* Begin Listed records *

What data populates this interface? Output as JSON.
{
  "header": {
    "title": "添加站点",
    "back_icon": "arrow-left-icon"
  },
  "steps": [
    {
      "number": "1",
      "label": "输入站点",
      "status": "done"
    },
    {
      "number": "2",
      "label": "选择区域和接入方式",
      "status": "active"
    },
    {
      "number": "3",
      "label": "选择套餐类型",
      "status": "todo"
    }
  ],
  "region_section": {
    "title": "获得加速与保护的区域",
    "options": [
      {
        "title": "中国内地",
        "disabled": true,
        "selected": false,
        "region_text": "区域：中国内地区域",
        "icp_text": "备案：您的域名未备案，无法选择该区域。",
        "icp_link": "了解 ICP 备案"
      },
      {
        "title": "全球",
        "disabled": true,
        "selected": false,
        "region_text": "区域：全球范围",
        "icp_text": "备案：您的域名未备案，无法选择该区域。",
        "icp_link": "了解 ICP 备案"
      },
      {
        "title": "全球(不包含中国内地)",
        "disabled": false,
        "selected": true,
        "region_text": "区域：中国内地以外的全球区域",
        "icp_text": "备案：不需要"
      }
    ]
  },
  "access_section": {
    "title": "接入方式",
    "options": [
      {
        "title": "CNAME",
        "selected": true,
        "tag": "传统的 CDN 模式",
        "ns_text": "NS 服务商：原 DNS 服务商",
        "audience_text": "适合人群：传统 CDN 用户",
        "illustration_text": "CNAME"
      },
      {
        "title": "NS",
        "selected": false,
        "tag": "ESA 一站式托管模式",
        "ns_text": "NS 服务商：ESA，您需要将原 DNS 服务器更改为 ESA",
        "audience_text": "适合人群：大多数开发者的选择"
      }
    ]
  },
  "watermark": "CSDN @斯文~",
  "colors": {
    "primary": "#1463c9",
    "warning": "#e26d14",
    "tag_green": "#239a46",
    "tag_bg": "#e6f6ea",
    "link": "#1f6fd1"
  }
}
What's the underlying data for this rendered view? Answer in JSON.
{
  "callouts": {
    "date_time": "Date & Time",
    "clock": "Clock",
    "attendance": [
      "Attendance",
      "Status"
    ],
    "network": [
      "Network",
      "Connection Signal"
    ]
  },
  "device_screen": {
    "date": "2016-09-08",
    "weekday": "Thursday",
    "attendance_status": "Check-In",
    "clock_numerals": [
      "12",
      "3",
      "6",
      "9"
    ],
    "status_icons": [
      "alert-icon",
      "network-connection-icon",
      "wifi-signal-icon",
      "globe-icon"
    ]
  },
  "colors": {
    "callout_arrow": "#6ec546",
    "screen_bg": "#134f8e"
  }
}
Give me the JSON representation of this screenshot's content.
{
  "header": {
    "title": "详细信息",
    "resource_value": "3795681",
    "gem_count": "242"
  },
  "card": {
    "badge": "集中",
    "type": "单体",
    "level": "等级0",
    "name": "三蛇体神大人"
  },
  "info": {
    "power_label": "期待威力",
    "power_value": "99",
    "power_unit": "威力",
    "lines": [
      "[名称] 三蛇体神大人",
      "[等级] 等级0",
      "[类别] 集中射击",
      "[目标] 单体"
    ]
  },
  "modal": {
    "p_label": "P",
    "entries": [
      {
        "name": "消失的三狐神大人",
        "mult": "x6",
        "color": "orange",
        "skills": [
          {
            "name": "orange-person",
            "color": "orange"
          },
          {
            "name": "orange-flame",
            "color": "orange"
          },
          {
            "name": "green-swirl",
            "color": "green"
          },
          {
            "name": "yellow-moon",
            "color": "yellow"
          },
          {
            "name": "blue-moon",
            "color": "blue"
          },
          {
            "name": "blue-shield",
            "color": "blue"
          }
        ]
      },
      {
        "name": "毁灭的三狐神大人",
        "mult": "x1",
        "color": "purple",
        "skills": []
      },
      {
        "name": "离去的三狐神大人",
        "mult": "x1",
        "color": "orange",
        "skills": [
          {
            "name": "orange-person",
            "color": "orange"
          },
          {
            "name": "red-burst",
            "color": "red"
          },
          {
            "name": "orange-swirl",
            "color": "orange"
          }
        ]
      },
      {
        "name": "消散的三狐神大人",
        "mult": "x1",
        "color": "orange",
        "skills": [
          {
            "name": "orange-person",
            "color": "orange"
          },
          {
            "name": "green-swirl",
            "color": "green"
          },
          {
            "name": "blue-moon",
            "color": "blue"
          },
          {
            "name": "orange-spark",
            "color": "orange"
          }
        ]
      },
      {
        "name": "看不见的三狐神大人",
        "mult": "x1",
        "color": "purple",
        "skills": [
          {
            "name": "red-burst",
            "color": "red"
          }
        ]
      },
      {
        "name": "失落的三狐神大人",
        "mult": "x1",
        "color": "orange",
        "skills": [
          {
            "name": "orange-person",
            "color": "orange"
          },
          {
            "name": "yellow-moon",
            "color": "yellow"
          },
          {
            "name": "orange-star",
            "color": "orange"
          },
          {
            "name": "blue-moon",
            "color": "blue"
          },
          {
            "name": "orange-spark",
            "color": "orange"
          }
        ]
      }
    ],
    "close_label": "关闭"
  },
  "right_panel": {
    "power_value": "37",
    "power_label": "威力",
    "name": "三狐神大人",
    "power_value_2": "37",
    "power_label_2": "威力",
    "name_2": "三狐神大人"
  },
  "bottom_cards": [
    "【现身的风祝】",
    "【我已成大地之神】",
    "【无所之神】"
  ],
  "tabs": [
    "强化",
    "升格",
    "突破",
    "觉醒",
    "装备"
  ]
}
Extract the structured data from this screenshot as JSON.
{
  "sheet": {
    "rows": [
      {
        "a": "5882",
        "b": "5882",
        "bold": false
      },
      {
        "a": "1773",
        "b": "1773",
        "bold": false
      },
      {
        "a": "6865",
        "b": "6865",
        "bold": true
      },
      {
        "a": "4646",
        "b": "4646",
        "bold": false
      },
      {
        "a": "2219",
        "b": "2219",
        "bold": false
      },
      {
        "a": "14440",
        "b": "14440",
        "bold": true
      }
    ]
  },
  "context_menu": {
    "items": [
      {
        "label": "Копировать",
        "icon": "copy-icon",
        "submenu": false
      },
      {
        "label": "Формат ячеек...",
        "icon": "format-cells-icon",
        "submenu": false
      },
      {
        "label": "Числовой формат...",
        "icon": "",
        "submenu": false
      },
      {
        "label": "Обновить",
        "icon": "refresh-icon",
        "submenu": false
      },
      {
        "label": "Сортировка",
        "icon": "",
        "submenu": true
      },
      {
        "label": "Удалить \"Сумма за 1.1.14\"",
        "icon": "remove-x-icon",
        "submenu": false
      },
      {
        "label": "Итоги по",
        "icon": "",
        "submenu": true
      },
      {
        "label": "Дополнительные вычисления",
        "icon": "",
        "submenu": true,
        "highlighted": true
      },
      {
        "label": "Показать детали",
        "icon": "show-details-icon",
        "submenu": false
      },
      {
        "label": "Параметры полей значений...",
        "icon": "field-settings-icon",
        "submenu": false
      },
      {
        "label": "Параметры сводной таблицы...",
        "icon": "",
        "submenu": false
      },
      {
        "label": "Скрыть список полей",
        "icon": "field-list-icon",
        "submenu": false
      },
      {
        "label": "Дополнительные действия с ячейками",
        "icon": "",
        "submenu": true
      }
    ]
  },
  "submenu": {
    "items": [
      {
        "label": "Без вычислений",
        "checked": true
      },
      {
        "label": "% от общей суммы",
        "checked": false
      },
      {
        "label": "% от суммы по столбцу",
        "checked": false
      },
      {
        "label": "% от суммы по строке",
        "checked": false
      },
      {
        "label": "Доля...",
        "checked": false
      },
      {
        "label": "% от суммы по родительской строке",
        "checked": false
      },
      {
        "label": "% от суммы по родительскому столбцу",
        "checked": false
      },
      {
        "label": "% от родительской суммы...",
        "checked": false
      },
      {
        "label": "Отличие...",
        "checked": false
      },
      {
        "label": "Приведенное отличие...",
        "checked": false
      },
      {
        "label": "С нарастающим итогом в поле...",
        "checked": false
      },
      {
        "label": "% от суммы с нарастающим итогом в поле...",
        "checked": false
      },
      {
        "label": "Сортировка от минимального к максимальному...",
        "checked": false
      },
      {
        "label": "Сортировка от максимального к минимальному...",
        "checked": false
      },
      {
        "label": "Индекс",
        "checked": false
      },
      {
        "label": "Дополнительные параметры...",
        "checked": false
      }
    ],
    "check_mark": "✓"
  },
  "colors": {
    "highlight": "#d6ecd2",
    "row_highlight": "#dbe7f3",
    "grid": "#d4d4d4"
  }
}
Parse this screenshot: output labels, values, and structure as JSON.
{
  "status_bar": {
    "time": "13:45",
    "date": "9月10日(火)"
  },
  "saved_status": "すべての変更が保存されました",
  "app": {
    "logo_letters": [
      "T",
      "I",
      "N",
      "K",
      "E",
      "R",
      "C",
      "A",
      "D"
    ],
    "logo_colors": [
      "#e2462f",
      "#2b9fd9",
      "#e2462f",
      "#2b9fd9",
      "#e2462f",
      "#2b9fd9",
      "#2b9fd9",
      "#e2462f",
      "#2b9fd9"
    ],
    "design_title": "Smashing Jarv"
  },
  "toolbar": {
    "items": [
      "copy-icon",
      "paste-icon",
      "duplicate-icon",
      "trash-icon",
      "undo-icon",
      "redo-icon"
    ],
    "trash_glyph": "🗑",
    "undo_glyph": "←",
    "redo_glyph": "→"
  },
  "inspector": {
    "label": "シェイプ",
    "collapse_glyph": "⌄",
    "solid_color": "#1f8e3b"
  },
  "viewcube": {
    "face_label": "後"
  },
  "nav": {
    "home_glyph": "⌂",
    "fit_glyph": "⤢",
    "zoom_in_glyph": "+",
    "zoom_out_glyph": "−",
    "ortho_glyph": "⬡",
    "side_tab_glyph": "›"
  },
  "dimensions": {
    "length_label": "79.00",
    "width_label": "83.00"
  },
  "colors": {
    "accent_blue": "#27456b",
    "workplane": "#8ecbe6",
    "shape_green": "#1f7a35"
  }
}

* End Listed records *

- **Work to be completed**:
Identify the lines above that contain the word "screenshot", then copy them.

- **Worked answer**:
Give me the JSON representation of this screenshot's content.
Extract the structured data from this screenshot as JSON.
Parse this screenshot: output labels, values, and structure as JSON.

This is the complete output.